Dataset items:
(begin)

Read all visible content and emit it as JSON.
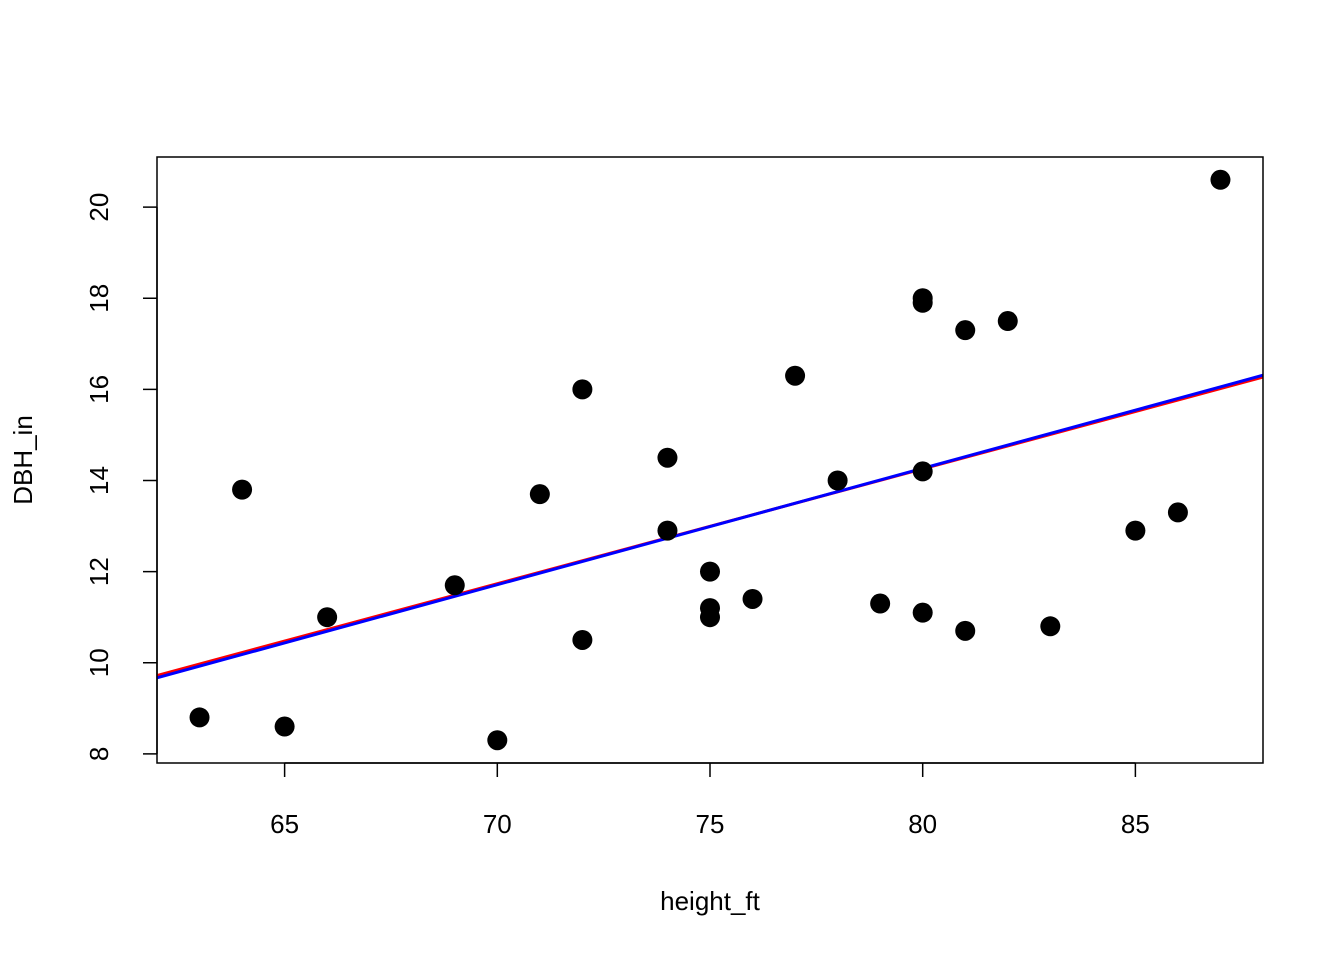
{
  "chart_data": {
    "type": "scatter",
    "title": "",
    "xlabel": "height_ft",
    "ylabel": "DBH_in",
    "xlim": [
      62,
      88
    ],
    "ylim": [
      7.8,
      21.1
    ],
    "x_ticks": [
      65,
      70,
      75,
      80,
      85
    ],
    "y_ticks": [
      8,
      10,
      12,
      14,
      16,
      18,
      20
    ],
    "grid": false,
    "legend": "none",
    "point_color": "#000000",
    "points": [
      {
        "x": 63,
        "y": 8.8
      },
      {
        "x": 64,
        "y": 13.8
      },
      {
        "x": 65,
        "y": 8.6
      },
      {
        "x": 66,
        "y": 11.0
      },
      {
        "x": 69,
        "y": 11.7
      },
      {
        "x": 70,
        "y": 8.3
      },
      {
        "x": 71,
        "y": 13.7
      },
      {
        "x": 72,
        "y": 16.0
      },
      {
        "x": 72,
        "y": 10.5
      },
      {
        "x": 74,
        "y": 14.5
      },
      {
        "x": 74,
        "y": 12.9
      },
      {
        "x": 75,
        "y": 12.0
      },
      {
        "x": 75,
        "y": 11.2
      },
      {
        "x": 75,
        "y": 11.0
      },
      {
        "x": 76,
        "y": 11.4
      },
      {
        "x": 77,
        "y": 16.3
      },
      {
        "x": 78,
        "y": 14.0
      },
      {
        "x": 79,
        "y": 11.3
      },
      {
        "x": 80,
        "y": 18.0
      },
      {
        "x": 80,
        "y": 17.9
      },
      {
        "x": 80,
        "y": 14.2
      },
      {
        "x": 80,
        "y": 11.1
      },
      {
        "x": 81,
        "y": 17.3
      },
      {
        "x": 81,
        "y": 10.7
      },
      {
        "x": 82,
        "y": 17.5
      },
      {
        "x": 83,
        "y": 10.8
      },
      {
        "x": 85,
        "y": 12.9
      },
      {
        "x": 86,
        "y": 13.3
      },
      {
        "x": 87,
        "y": 20.6
      }
    ],
    "lines": [
      {
        "color": "#ff0000",
        "x": [
          62,
          88
        ],
        "y": [
          9.72,
          16.27
        ]
      },
      {
        "color": "#0000ff",
        "x": [
          62,
          88
        ],
        "y": [
          9.67,
          16.31
        ]
      }
    ]
  }
}
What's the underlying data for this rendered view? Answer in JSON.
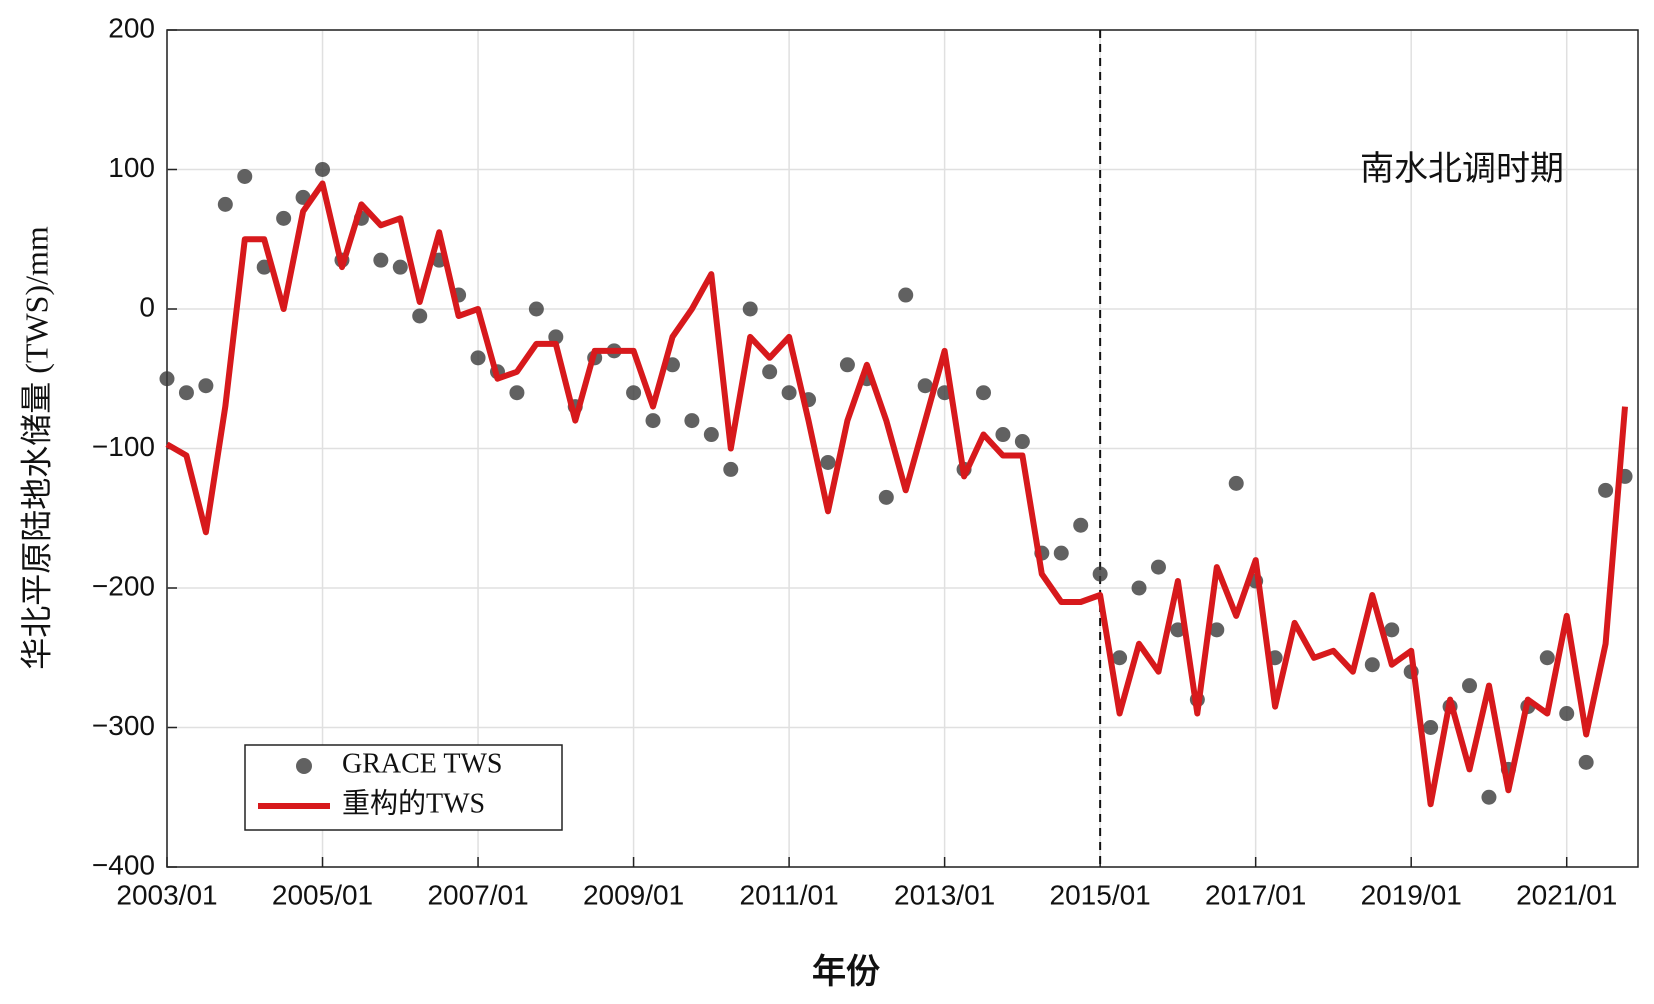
{
  "chart_data": {
    "type": "line",
    "y_label": "华北平原陆地水储量 (TWS)/mm",
    "x_label": "年份",
    "annotation": "南水北调时期",
    "vline": "2015/01",
    "x": [
      "2003/01",
      "2003/04",
      "2003/07",
      "2003/10",
      "2004/01",
      "2004/04",
      "2004/07",
      "2004/10",
      "2005/01",
      "2005/04",
      "2005/07",
      "2005/10",
      "2006/01",
      "2006/04",
      "2006/07",
      "2006/10",
      "2007/01",
      "2007/04",
      "2007/07",
      "2007/10",
      "2008/01",
      "2008/04",
      "2008/07",
      "2008/10",
      "2009/01",
      "2009/04",
      "2009/07",
      "2009/10",
      "2010/01",
      "2010/04",
      "2010/07",
      "2010/10",
      "2011/01",
      "2011/04",
      "2011/07",
      "2011/10",
      "2012/01",
      "2012/04",
      "2012/07",
      "2012/10",
      "2013/01",
      "2013/04",
      "2013/07",
      "2013/10",
      "2014/01",
      "2014/04",
      "2014/07",
      "2014/10",
      "2015/01",
      "2015/04",
      "2015/07",
      "2015/10",
      "2016/01",
      "2016/04",
      "2016/07",
      "2016/10",
      "2017/01",
      "2017/04",
      "2017/07",
      "2017/10",
      "2018/01",
      "2018/04",
      "2018/07",
      "2018/10",
      "2019/01",
      "2019/04",
      "2019/07",
      "2019/10",
      "2020/01",
      "2020/04",
      "2020/07",
      "2020/10",
      "2021/01",
      "2021/04",
      "2021/07",
      "2021/10"
    ],
    "series": [
      {
        "name": "GRACE TWS",
        "type": "scatter",
        "color": "#3a3a3a",
        "values": [
          -50,
          -60,
          -55,
          75,
          95,
          30,
          65,
          80,
          100,
          35,
          65,
          35,
          30,
          -5,
          35,
          10,
          -35,
          -45,
          -60,
          0,
          -20,
          -70,
          -35,
          -30,
          -60,
          -80,
          -40,
          -80,
          -90,
          -115,
          0,
          -45,
          -60,
          -65,
          -110,
          -40,
          -50,
          -135,
          10,
          -55,
          -60,
          -115,
          -60,
          -90,
          -95,
          -175,
          -175,
          -155,
          -190,
          -250,
          -200,
          -185,
          -230,
          -280,
          -230,
          -125,
          -195,
          -250,
          null,
          null,
          null,
          null,
          -255,
          -230,
          -260,
          -300,
          -285,
          -270,
          -350,
          -330,
          -285,
          -250,
          -290,
          -325,
          -130,
          -120
        ]
      },
      {
        "name": "重构的TWS",
        "type": "line",
        "color": "#d7191c",
        "values": [
          -97,
          -105,
          -160,
          -70,
          50,
          50,
          0,
          70,
          90,
          30,
          75,
          60,
          65,
          5,
          55,
          -5,
          0,
          -50,
          -45,
          -25,
          -25,
          -80,
          -30,
          -30,
          -30,
          -70,
          -20,
          0,
          25,
          -100,
          -20,
          -35,
          -20,
          -80,
          -145,
          -80,
          -40,
          -80,
          -130,
          -80,
          -30,
          -120,
          -90,
          -105,
          -105,
          -190,
          -210,
          -210,
          -205,
          -290,
          -240,
          -260,
          -195,
          -290,
          -185,
          -220,
          -180,
          -285,
          -225,
          -250,
          -245,
          -260,
          -205,
          -255,
          -245,
          -355,
          -280,
          -330,
          -270,
          -345,
          -280,
          -290,
          -220,
          -305,
          -240,
          -70
        ]
      }
    ],
    "xlim": [
      "2003/01",
      "2021/12"
    ],
    "xticks": [
      "2003/01",
      "2005/01",
      "2007/01",
      "2009/01",
      "2011/01",
      "2013/01",
      "2015/01",
      "2017/01",
      "2019/01",
      "2021/01"
    ],
    "ylim": [
      -400,
      200
    ],
    "yticks": [
      {
        "value": -400,
        "label": "−400"
      },
      {
        "value": -300,
        "label": "−300"
      },
      {
        "value": -200,
        "label": "−200"
      },
      {
        "value": -100,
        "label": "−100"
      },
      0,
      100,
      200
    ],
    "grid": true
  }
}
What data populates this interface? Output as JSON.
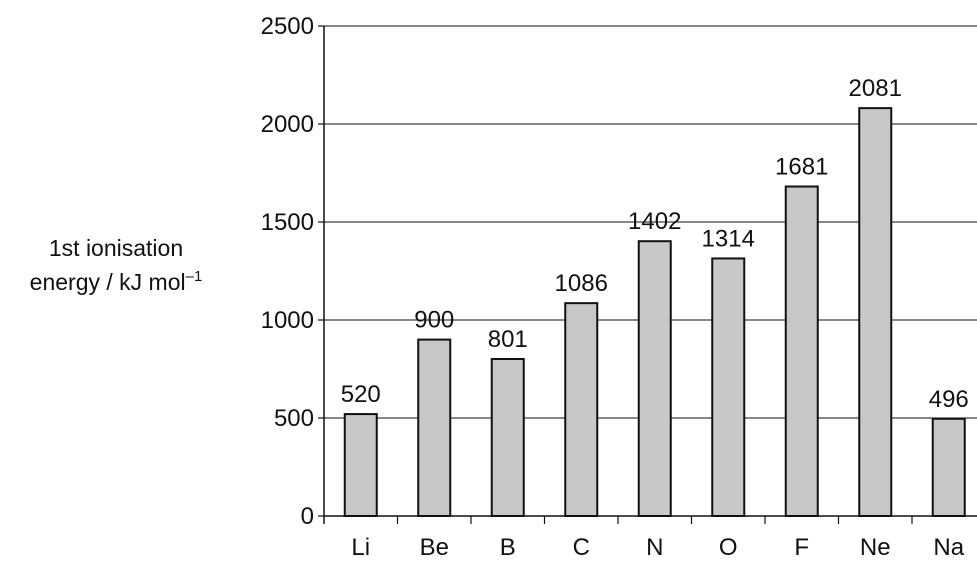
{
  "chart_data": {
    "type": "bar",
    "categories": [
      "Li",
      "Be",
      "B",
      "C",
      "N",
      "O",
      "F",
      "Ne",
      "Na"
    ],
    "values": [
      520,
      900,
      801,
      1086,
      1402,
      1314,
      1681,
      2081,
      496
    ],
    "data_labels": [
      "520",
      "900",
      "801",
      "1086",
      "1402",
      "1314",
      "1681",
      "2081",
      "496"
    ],
    "ylabel_line1": "1st ionisation",
    "ylabel_line2_text": "energy / kJ mol",
    "ylabel_line2_sup": "–1",
    "xlabel": "",
    "title": "",
    "ylim": [
      0,
      2500
    ],
    "yticks": [
      0,
      500,
      1000,
      1500,
      2000,
      2500
    ],
    "grid": true,
    "bar_color": "#c8c8c8",
    "bar_edge_color": "#111111"
  }
}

(end)

To do:
Copy each line of the listing that holds the word "JSON".

Written solution:
Read all visible content and emit it as JSON.
What's the underlying data for this rendered view? Answer in JSON.
What data populates this interface? Output as JSON.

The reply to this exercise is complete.